● Provided records:

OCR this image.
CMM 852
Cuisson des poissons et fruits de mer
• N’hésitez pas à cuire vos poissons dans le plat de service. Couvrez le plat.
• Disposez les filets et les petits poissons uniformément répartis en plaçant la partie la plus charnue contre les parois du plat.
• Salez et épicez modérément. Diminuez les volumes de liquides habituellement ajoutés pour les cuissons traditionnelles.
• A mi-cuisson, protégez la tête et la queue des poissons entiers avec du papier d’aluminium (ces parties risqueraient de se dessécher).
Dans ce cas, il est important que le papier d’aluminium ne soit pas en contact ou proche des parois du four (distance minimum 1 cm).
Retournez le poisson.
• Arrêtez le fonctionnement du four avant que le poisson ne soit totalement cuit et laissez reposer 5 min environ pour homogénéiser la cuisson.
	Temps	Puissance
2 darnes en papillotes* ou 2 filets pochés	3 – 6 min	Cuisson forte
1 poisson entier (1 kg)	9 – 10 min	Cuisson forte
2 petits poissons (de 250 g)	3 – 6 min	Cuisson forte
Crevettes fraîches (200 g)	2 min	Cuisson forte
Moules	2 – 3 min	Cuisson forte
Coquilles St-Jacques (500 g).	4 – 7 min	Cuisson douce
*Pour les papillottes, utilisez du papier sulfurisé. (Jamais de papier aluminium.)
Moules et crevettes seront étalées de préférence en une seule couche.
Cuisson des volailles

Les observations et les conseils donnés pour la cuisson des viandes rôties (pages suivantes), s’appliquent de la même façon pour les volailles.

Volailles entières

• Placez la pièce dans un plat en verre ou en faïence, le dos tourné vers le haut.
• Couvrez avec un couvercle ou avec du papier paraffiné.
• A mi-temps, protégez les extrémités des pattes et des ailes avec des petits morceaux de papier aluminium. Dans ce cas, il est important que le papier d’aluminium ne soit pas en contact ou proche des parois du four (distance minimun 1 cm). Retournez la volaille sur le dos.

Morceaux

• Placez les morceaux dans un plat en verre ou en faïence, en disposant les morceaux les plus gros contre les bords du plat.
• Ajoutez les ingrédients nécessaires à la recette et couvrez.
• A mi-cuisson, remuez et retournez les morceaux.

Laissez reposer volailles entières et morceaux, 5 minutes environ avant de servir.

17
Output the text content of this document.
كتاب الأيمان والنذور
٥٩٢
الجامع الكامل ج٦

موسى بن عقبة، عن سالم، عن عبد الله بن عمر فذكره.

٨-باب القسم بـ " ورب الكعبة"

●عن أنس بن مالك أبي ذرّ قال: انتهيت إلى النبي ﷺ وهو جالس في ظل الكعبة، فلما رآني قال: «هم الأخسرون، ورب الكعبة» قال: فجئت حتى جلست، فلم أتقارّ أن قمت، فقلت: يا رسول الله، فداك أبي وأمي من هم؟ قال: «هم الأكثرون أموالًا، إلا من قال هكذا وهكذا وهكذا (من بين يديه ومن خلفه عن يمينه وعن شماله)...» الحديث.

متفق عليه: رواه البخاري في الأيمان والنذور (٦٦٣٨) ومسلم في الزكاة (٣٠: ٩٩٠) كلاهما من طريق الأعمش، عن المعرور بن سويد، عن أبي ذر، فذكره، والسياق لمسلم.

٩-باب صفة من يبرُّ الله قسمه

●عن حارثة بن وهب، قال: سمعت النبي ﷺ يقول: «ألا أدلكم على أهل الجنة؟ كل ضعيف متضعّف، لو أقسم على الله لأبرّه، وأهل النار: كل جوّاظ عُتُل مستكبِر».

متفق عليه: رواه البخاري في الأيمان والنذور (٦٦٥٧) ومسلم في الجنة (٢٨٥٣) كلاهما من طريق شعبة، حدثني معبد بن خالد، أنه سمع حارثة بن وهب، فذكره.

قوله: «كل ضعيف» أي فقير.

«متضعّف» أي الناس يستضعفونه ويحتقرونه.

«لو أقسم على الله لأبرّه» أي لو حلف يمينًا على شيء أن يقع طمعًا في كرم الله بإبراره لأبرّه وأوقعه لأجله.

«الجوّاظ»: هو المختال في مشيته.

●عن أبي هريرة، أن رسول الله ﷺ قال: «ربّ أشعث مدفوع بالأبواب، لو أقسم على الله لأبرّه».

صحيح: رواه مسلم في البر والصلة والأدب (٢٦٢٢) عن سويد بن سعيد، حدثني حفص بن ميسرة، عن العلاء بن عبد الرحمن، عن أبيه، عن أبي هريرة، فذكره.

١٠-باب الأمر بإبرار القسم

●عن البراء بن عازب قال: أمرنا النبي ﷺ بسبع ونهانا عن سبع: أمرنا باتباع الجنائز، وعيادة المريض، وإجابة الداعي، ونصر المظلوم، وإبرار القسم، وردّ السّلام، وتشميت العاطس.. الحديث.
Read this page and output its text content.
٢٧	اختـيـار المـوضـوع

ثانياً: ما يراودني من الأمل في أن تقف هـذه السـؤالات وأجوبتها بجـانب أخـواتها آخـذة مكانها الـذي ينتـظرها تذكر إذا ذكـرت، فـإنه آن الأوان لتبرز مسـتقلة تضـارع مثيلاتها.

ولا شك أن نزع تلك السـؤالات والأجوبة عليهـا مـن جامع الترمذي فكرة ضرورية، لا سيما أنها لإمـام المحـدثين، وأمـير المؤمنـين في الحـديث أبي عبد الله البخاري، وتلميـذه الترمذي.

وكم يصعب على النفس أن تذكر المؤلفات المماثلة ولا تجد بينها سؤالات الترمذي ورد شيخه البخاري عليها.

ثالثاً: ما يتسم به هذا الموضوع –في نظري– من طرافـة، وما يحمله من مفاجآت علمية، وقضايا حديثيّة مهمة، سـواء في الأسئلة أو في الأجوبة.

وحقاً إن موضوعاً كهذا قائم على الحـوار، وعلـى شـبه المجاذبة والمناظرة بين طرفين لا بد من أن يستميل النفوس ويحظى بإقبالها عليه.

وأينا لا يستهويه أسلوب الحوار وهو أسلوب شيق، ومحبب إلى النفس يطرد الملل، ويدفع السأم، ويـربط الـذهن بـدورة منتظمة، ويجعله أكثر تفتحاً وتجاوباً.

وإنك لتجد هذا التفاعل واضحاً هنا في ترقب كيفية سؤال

● What is asked: Identify the lines of the data that contain the word "رواه". Copy each of them.

● Completed exercise:
متفق عليه: رواه البخاري في الأيمان والنذور (٦٦٣٨) ومسلم في الزكاة (٣٠: ٩٩٠) كلاهما من طريق الأعمش، عن المعرور بن سويد، عن أبي ذر، فذكره، والسياق لمسلم.
متفق عليه: رواه البخاري في الأيمان والنذور (٦٦٥٧) ومسلم في الجنة (٢٨٥٣) كلاهما من طريق شعبة، حدثني معبد بن خالد، أنه سمع حارثة بن وهب، فذكره.
صحيح: رواه مسلم في البر والصلة والأدب (٢٦٢٢) عن سويد بن سعيد، حدثني حفص بن ميسرة، عن العلاء بن عبد الرحمن، عن أبيه، عن أبي هريرة، فذكره.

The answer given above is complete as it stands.